** start of Source data **
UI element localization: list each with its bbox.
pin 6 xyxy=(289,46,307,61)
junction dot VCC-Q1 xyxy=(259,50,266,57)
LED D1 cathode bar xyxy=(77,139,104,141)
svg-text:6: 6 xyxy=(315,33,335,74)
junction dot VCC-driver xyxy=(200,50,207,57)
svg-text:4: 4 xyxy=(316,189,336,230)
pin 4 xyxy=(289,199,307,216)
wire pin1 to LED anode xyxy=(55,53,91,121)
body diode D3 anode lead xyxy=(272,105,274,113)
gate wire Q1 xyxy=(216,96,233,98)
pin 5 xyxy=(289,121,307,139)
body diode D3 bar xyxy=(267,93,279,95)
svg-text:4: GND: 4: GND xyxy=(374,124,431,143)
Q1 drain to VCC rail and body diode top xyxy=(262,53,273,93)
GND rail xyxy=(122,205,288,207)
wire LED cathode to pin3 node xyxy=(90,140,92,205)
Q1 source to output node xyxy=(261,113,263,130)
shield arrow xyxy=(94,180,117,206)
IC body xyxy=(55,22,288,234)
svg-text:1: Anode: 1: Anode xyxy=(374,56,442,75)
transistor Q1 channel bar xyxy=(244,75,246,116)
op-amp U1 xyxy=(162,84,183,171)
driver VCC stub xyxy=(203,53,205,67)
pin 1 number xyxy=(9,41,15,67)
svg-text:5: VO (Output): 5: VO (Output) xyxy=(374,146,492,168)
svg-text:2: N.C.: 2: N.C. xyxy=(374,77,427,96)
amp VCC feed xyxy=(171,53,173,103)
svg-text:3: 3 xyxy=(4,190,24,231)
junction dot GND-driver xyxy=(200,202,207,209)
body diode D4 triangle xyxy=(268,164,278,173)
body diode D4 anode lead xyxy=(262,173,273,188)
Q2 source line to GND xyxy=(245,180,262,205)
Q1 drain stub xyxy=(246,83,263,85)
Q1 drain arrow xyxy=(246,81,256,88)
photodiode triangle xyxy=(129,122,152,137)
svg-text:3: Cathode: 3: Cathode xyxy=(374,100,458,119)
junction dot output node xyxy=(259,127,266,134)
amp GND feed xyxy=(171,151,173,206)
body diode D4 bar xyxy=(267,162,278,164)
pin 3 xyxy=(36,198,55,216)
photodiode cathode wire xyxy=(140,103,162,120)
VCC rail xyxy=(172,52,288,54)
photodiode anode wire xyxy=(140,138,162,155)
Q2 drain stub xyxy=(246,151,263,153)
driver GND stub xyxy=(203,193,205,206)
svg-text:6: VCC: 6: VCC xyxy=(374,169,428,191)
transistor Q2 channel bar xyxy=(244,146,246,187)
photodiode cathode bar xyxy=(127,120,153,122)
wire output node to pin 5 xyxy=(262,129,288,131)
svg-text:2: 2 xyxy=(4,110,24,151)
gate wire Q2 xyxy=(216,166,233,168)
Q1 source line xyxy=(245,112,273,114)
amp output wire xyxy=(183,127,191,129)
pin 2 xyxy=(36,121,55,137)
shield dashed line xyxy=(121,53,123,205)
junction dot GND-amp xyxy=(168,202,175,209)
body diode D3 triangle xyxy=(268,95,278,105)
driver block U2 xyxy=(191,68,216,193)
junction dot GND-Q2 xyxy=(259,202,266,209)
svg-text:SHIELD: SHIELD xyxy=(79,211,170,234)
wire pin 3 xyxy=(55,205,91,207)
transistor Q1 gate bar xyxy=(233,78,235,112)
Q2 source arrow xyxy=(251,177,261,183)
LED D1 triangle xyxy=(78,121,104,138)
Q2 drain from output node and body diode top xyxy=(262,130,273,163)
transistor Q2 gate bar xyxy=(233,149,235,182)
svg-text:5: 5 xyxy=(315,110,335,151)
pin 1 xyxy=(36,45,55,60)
** end of Source data **
Problem details >> Rewrite every line of the listing, substituting "connection dot" for each occurrence of "junction dot" and leaving everything else unchanged.

Response to this task >>
UI element localization: list each with its bbox.
pin 6 xyxy=(289,46,307,61)
connection dot VCC-Q1 xyxy=(259,50,266,57)
LED D1 cathode bar xyxy=(77,139,104,141)
svg-text:6: 6 xyxy=(315,33,335,74)
connection dot VCC-driver xyxy=(200,50,207,57)
svg-text:4: 4 xyxy=(316,189,336,230)
pin 4 xyxy=(289,199,307,216)
wire pin1 to LED anode xyxy=(55,53,91,121)
body diode D3 anode lead xyxy=(272,105,274,113)
gate wire Q1 xyxy=(216,96,233,98)
pin 5 xyxy=(289,121,307,139)
body diode D3 bar xyxy=(267,93,279,95)
svg-text:4: GND: 4: GND xyxy=(374,124,431,143)
Q1 drain to VCC rail and body diode top xyxy=(262,53,273,93)
GND rail xyxy=(122,205,288,207)
wire LED cathode to pin3 node xyxy=(90,140,92,205)
Q1 source to output node xyxy=(261,113,263,130)
shield arrow xyxy=(94,180,117,206)
IC body xyxy=(55,22,288,234)
svg-text:1: Anode: 1: Anode xyxy=(374,56,442,75)
transistor Q1 channel bar xyxy=(244,75,246,116)
op-amp U1 xyxy=(162,84,183,171)
driver VCC stub xyxy=(203,53,205,67)
pin 1 number xyxy=(9,41,15,67)
svg-text:5: VO (Output): 5: VO (Output) xyxy=(374,146,492,168)
svg-text:2: N.C.: 2: N.C. xyxy=(374,77,427,96)
amp VCC feed xyxy=(171,53,173,103)
svg-text:3: 3 xyxy=(4,190,24,231)
connection dot GND-driver xyxy=(200,202,207,209)
body diode D4 triangle xyxy=(268,164,278,173)
body diode D4 anode lead xyxy=(262,173,273,188)
Q2 source line to GND xyxy=(245,180,262,205)
Q1 drain stub xyxy=(246,83,263,85)
Q1 drain arrow xyxy=(246,81,256,88)
photodiode triangle xyxy=(129,122,152,137)
svg-text:3: Cathode: 3: Cathode xyxy=(374,100,458,119)
connection dot output node xyxy=(259,127,266,134)
amp GND feed xyxy=(171,151,173,206)
body diode D4 bar xyxy=(267,162,278,164)
pin 3 xyxy=(36,198,55,216)
photodiode cathode wire xyxy=(140,103,162,120)
VCC rail xyxy=(172,52,288,54)
photodiode anode wire xyxy=(140,138,162,155)
Q2 drain stub xyxy=(246,151,263,153)
driver GND stub xyxy=(203,193,205,206)
svg-text:6: VCC: 6: VCC xyxy=(374,169,428,191)
transistor Q2 channel bar xyxy=(244,146,246,187)
photodiode cathode bar xyxy=(127,120,153,122)
wire output node to pin 5 xyxy=(262,129,288,131)
svg-text:2: 2 xyxy=(4,110,24,151)
gate wire Q2 xyxy=(216,166,233,168)
Q1 source line xyxy=(245,112,273,114)
amp output wire xyxy=(183,127,191,129)
pin 2 xyxy=(36,121,55,137)
shield dashed line xyxy=(121,53,123,205)
connection dot GND-amp xyxy=(168,202,175,209)
body diode D3 triangle xyxy=(268,95,278,105)
driver block U2 xyxy=(191,68,216,193)
connection dot GND-Q2 xyxy=(259,202,266,209)
svg-text:SHIELD: SHIELD xyxy=(79,211,170,234)
wire pin 3 xyxy=(55,205,91,207)
transistor Q1 gate bar xyxy=(233,78,235,112)
Q2 source arrow xyxy=(251,177,261,183)
LED D1 triangle xyxy=(78,121,104,138)
Q2 drain from output node and body diode top xyxy=(262,130,273,163)
transistor Q2 gate bar xyxy=(233,149,235,182)
svg-text:5: 5 xyxy=(315,110,335,151)
pin 1 xyxy=(36,45,55,60)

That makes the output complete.